- Records that describe figures -
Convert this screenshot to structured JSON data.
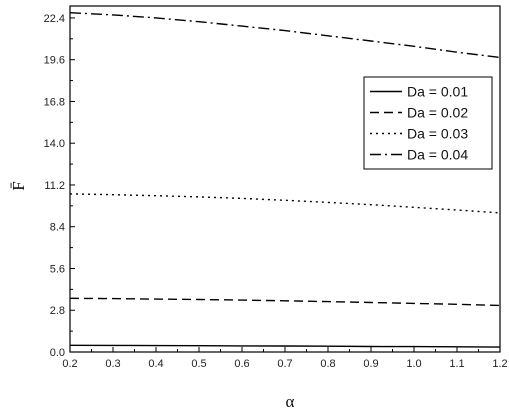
{
  "chart_data": {
    "type": "line",
    "xlabel": "α",
    "ylabel": "F̄",
    "xlim": [
      0.2,
      1.2
    ],
    "ylim": [
      0.0,
      23.2
    ],
    "xticks": [
      "0.2",
      "0.3",
      "0.4",
      "0.5",
      "0.6",
      "0.7",
      "0.8",
      "0.9",
      "1.0",
      "1.1",
      "1.2"
    ],
    "yticks": [
      "0.0",
      "2.8",
      "5.6",
      "8.4",
      "11.2",
      "14.0",
      "16.8",
      "19.6",
      "22.4"
    ],
    "grid": false,
    "legend_position": "top-right",
    "series": [
      {
        "name": "Da = 0.01",
        "dash": "solid",
        "x": [
          0.2,
          0.3,
          0.4,
          0.5,
          0.6,
          0.7,
          0.8,
          0.9,
          1.0,
          1.1,
          1.2
        ],
        "y": [
          0.45,
          0.44,
          0.43,
          0.42,
          0.41,
          0.4,
          0.39,
          0.37,
          0.36,
          0.35,
          0.33
        ]
      },
      {
        "name": "Da = 0.02",
        "dash": "dashed",
        "x": [
          0.2,
          0.3,
          0.4,
          0.5,
          0.6,
          0.7,
          0.8,
          0.9,
          1.0,
          1.1,
          1.2
        ],
        "y": [
          3.6,
          3.58,
          3.55,
          3.52,
          3.48,
          3.43,
          3.38,
          3.32,
          3.26,
          3.2,
          3.12
        ]
      },
      {
        "name": "Da = 0.03",
        "dash": "dotted",
        "x": [
          0.2,
          0.3,
          0.4,
          0.5,
          0.6,
          0.7,
          0.8,
          0.9,
          1.0,
          1.1,
          1.2
        ],
        "y": [
          10.6,
          10.55,
          10.48,
          10.4,
          10.3,
          10.17,
          10.03,
          9.88,
          9.7,
          9.52,
          9.33
        ]
      },
      {
        "name": "Da = 0.04",
        "dash": "dashdot",
        "x": [
          0.2,
          0.3,
          0.4,
          0.5,
          0.6,
          0.7,
          0.8,
          0.9,
          1.0,
          1.1,
          1.2
        ],
        "y": [
          22.75,
          22.6,
          22.4,
          22.15,
          21.85,
          21.55,
          21.2,
          20.85,
          20.5,
          20.1,
          19.75
        ]
      }
    ]
  }
}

- REQUEST -
Transcribe every line in the entries above, taking out only the images.

- RESULT FOR THIS TASK -
Convert this screenshot to structured JSON data.
{
  "chart_data": {
    "type": "line",
    "xlabel": "α",
    "ylabel": "F̄",
    "xlim": [
      0.2,
      1.2
    ],
    "ylim": [
      0.0,
      23.2
    ],
    "xticks": [
      "0.2",
      "0.3",
      "0.4",
      "0.5",
      "0.6",
      "0.7",
      "0.8",
      "0.9",
      "1.0",
      "1.1",
      "1.2"
    ],
    "yticks": [
      "0.0",
      "2.8",
      "5.6",
      "8.4",
      "11.2",
      "14.0",
      "16.8",
      "19.6",
      "22.4"
    ],
    "grid": false,
    "legend_position": "top-right",
    "series": [
      {
        "name": "Da = 0.01",
        "dash": "solid",
        "x": [
          0.2,
          0.3,
          0.4,
          0.5,
          0.6,
          0.7,
          0.8,
          0.9,
          1.0,
          1.1,
          1.2
        ],
        "y": [
          0.45,
          0.44,
          0.43,
          0.42,
          0.41,
          0.4,
          0.39,
          0.37,
          0.36,
          0.35,
          0.33
        ]
      },
      {
        "name": "Da = 0.02",
        "dash": "dashed",
        "x": [
          0.2,
          0.3,
          0.4,
          0.5,
          0.6,
          0.7,
          0.8,
          0.9,
          1.0,
          1.1,
          1.2
        ],
        "y": [
          3.6,
          3.58,
          3.55,
          3.52,
          3.48,
          3.43,
          3.38,
          3.32,
          3.26,
          3.2,
          3.12
        ]
      },
      {
        "name": "Da = 0.03",
        "dash": "dotted",
        "x": [
          0.2,
          0.3,
          0.4,
          0.5,
          0.6,
          0.7,
          0.8,
          0.9,
          1.0,
          1.1,
          1.2
        ],
        "y": [
          10.6,
          10.55,
          10.48,
          10.4,
          10.3,
          10.17,
          10.03,
          9.88,
          9.7,
          9.52,
          9.33
        ]
      },
      {
        "name": "Da = 0.04",
        "dash": "dashdot",
        "x": [
          0.2,
          0.3,
          0.4,
          0.5,
          0.6,
          0.7,
          0.8,
          0.9,
          1.0,
          1.1,
          1.2
        ],
        "y": [
          22.75,
          22.6,
          22.4,
          22.15,
          21.85,
          21.55,
          21.2,
          20.85,
          20.5,
          20.1,
          19.75
        ]
      }
    ]
  }
}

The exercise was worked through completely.